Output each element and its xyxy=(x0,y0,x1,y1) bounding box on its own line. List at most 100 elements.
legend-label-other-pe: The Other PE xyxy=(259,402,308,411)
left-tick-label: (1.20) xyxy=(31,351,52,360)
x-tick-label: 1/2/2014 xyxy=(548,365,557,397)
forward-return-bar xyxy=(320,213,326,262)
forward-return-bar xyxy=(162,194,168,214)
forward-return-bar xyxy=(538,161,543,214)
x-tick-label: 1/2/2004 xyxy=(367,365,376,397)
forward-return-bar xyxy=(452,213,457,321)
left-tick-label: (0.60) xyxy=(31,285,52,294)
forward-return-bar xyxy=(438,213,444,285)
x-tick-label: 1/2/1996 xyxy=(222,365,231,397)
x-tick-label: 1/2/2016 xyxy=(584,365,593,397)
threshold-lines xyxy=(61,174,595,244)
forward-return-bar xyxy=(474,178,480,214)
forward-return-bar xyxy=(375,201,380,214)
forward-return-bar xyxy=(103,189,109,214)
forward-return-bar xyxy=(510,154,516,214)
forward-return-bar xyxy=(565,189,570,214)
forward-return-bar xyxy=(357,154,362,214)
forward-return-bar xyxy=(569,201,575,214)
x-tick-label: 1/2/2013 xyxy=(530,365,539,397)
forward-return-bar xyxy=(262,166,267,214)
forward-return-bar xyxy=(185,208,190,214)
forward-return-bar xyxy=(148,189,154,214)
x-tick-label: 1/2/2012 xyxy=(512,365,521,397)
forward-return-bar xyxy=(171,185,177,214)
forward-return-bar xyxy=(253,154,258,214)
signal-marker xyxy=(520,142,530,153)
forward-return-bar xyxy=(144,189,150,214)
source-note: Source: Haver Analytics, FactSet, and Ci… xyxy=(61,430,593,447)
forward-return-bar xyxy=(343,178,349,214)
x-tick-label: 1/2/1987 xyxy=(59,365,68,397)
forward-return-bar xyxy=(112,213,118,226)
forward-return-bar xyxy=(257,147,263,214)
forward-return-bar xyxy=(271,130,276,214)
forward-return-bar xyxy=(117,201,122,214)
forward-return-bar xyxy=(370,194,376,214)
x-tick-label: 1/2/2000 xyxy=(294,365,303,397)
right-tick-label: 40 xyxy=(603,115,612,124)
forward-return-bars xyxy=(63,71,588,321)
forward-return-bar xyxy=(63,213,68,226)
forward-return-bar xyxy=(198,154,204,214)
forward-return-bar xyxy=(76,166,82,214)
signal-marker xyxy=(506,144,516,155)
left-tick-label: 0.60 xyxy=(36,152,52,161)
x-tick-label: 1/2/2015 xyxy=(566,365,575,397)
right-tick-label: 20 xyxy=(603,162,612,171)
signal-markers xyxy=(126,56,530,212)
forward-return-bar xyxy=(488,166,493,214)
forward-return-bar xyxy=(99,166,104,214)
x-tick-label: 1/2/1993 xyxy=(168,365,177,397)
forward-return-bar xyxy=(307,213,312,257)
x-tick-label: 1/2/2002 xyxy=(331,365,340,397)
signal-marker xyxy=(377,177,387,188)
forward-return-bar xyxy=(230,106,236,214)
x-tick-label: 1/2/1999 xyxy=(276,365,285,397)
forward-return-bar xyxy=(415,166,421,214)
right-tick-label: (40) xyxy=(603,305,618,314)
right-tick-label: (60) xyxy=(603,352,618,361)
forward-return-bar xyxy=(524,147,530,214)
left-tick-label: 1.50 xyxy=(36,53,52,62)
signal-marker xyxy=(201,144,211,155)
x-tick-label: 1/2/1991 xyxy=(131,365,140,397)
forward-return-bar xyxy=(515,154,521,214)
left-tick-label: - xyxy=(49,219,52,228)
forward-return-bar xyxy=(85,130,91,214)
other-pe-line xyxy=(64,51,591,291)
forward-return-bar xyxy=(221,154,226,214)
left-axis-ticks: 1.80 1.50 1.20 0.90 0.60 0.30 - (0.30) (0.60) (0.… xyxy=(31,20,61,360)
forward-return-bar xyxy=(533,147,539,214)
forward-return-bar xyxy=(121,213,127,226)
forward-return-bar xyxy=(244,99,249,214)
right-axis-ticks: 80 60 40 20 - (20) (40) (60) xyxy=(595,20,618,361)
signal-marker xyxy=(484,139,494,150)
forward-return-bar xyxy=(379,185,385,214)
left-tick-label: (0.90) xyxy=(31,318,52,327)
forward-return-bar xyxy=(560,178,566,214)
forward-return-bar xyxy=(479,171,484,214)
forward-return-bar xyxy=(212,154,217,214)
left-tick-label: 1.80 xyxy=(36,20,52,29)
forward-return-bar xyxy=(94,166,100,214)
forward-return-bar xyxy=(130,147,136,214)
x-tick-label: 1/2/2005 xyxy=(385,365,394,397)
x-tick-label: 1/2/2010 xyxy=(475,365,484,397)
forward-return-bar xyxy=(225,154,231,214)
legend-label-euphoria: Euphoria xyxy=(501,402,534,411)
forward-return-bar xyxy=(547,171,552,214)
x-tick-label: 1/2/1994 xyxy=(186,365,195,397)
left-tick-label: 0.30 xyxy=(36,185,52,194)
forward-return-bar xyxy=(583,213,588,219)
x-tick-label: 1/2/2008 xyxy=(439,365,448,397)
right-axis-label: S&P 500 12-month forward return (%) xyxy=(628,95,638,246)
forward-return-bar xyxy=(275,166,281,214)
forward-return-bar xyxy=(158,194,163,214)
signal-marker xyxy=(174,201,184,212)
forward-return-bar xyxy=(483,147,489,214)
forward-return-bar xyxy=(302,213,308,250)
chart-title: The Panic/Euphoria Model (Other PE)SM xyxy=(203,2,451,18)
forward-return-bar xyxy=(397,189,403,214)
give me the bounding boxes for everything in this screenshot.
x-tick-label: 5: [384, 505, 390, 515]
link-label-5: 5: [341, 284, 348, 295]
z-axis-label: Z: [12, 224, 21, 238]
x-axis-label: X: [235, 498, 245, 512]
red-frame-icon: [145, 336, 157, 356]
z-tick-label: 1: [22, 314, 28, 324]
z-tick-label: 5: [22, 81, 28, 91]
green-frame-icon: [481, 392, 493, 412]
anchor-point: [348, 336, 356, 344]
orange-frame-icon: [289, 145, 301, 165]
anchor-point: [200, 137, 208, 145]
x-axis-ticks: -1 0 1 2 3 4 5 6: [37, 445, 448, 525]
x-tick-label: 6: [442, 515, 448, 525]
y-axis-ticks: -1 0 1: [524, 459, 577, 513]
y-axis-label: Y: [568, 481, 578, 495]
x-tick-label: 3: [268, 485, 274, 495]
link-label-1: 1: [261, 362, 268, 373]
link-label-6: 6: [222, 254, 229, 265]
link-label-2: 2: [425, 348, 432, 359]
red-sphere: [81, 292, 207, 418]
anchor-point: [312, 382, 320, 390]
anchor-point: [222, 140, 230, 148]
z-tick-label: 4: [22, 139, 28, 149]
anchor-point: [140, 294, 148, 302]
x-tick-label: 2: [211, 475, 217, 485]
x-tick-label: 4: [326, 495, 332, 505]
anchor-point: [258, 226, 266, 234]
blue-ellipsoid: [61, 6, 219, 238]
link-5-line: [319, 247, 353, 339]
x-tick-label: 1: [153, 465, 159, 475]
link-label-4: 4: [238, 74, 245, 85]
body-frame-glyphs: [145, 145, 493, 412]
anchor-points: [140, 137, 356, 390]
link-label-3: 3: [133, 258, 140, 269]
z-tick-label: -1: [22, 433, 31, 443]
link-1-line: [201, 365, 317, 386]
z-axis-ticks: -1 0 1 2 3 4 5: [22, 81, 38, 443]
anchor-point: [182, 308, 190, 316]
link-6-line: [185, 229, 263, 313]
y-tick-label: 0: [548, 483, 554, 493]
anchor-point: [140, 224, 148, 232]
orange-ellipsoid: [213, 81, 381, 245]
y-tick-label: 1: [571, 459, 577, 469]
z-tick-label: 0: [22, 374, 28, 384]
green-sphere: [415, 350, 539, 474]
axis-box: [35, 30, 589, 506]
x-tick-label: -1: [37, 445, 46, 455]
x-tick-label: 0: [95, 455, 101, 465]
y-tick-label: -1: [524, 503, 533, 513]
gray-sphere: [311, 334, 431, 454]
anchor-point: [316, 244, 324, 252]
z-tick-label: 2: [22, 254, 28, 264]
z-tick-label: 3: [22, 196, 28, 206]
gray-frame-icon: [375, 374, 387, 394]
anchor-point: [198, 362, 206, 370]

Goal> Please rewrite the part of the records that opens with the first line and closes with the line containing "forward-return-bar xyxy=(452,213,457,321)", both included, replacing "x-tick-label" with "x-axis-label" and leaving everything else unchanged.

Output of the task>
Output each element and its xyxy=(x0,y0,x1,y1) bounding box on its own line. List at most 100 elements.
legend-label-other-pe: The Other PE xyxy=(259,402,308,411)
left-tick-label: (1.20) xyxy=(31,351,52,360)
x-axis-label: 1/2/2014 xyxy=(548,365,557,397)
forward-return-bar xyxy=(320,213,326,262)
forward-return-bar xyxy=(162,194,168,214)
forward-return-bar xyxy=(538,161,543,214)
x-axis-label: 1/2/2004 xyxy=(367,365,376,397)
forward-return-bar xyxy=(452,213,457,321)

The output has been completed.